- EXERCISE -
Print all of the entries exactly, minus the pictures.

- DATASET ENTRIES -

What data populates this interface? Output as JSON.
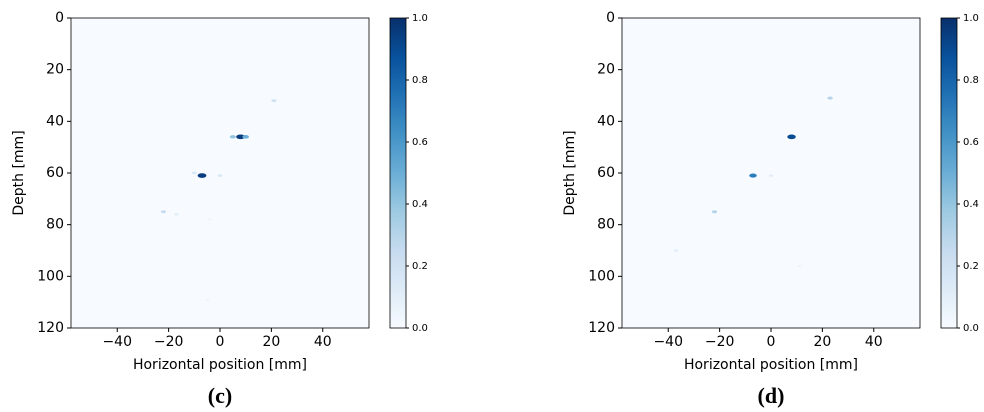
{
  "chart_data": [
    {
      "type": "heatmap",
      "panel_label": "(c)",
      "x_label": "Horizontal position [mm]",
      "y_label": "Depth [mm]",
      "colormap": "Blues",
      "background_value": 0,
      "xlim": [
        -58,
        58
      ],
      "ylim": [
        120,
        0
      ],
      "xticks": [
        {
          "value": -40,
          "label": "−40"
        },
        {
          "value": -20,
          "label": "−20"
        },
        0,
        20,
        40
      ],
      "yticks": [
        0,
        20,
        40,
        60,
        80,
        100,
        120
      ],
      "clim": [
        0,
        1
      ],
      "cticks": [
        {
          "value": 0,
          "label": "0.0"
        },
        0.2,
        0.4,
        0.6,
        0.8,
        {
          "value": 1,
          "label": "1.0"
        }
      ],
      "x": [
        8,
        -7,
        21,
        10,
        5,
        -22,
        -17,
        0,
        -10,
        -4,
        -5
      ],
      "y": [
        46,
        61,
        32,
        46,
        46,
        75,
        76,
        61,
        60,
        78,
        109
      ],
      "values": [
        0.95,
        0.95,
        0.2,
        0.5,
        0.4,
        0.25,
        0.1,
        0.15,
        0.15,
        0.05,
        0.05
      ]
    },
    {
      "type": "heatmap",
      "panel_label": "(d)",
      "x_label": "Horizontal position [mm]",
      "y_label": "Depth [mm]",
      "colormap": "Blues",
      "background_value": 0,
      "xlim": [
        -58,
        58
      ],
      "ylim": [
        120,
        0
      ],
      "xticks": [
        {
          "value": -40,
          "label": "−40"
        },
        {
          "value": -20,
          "label": "−20"
        },
        0,
        20,
        40
      ],
      "yticks": [
        0,
        20,
        40,
        60,
        80,
        100,
        120
      ],
      "clim": [
        0,
        1
      ],
      "cticks": [
        {
          "value": 0,
          "label": "0.0"
        },
        0.2,
        0.4,
        0.6,
        0.8,
        {
          "value": 1,
          "label": "1.0"
        }
      ],
      "x": [
        8,
        23,
        -7,
        -22,
        -37,
        0,
        11
      ],
      "y": [
        46,
        31,
        61,
        75,
        90,
        61,
        96
      ],
      "values": [
        0.9,
        0.3,
        0.7,
        0.3,
        0.1,
        0.1,
        0.05
      ]
    }
  ]
}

- RESULT OF THIS TASK -
What data populates this interface? Output as JSON.
{
  "chart_data": [
    {
      "type": "heatmap",
      "panel_label": "(c)",
      "x_label": "Horizontal position [mm]",
      "y_label": "Depth [mm]",
      "colormap": "Blues",
      "background_value": 0,
      "xlim": [
        -58,
        58
      ],
      "ylim": [
        120,
        0
      ],
      "xticks": [
        {
          "value": -40,
          "label": "−40"
        },
        {
          "value": -20,
          "label": "−20"
        },
        0,
        20,
        40
      ],
      "yticks": [
        0,
        20,
        40,
        60,
        80,
        100,
        120
      ],
      "clim": [
        0,
        1
      ],
      "cticks": [
        {
          "value": 0,
          "label": "0.0"
        },
        0.2,
        0.4,
        0.6,
        0.8,
        {
          "value": 1,
          "label": "1.0"
        }
      ],
      "x": [
        8,
        -7,
        21,
        10,
        5,
        -22,
        -17,
        0,
        -10,
        -4,
        -5
      ],
      "y": [
        46,
        61,
        32,
        46,
        46,
        75,
        76,
        61,
        60,
        78,
        109
      ],
      "values": [
        0.95,
        0.95,
        0.2,
        0.5,
        0.4,
        0.25,
        0.1,
        0.15,
        0.15,
        0.05,
        0.05
      ]
    },
    {
      "type": "heatmap",
      "panel_label": "(d)",
      "x_label": "Horizontal position [mm]",
      "y_label": "Depth [mm]",
      "colormap": "Blues",
      "background_value": 0,
      "xlim": [
        -58,
        58
      ],
      "ylim": [
        120,
        0
      ],
      "xticks": [
        {
          "value": -40,
          "label": "−40"
        },
        {
          "value": -20,
          "label": "−20"
        },
        0,
        20,
        40
      ],
      "yticks": [
        0,
        20,
        40,
        60,
        80,
        100,
        120
      ],
      "clim": [
        0,
        1
      ],
      "cticks": [
        {
          "value": 0,
          "label": "0.0"
        },
        0.2,
        0.4,
        0.6,
        0.8,
        {
          "value": 1,
          "label": "1.0"
        }
      ],
      "x": [
        8,
        23,
        -7,
        -22,
        -37,
        0,
        11
      ],
      "y": [
        46,
        31,
        61,
        75,
        90,
        61,
        96
      ],
      "values": [
        0.9,
        0.3,
        0.7,
        0.3,
        0.1,
        0.1,
        0.05
      ]
    }
  ]
}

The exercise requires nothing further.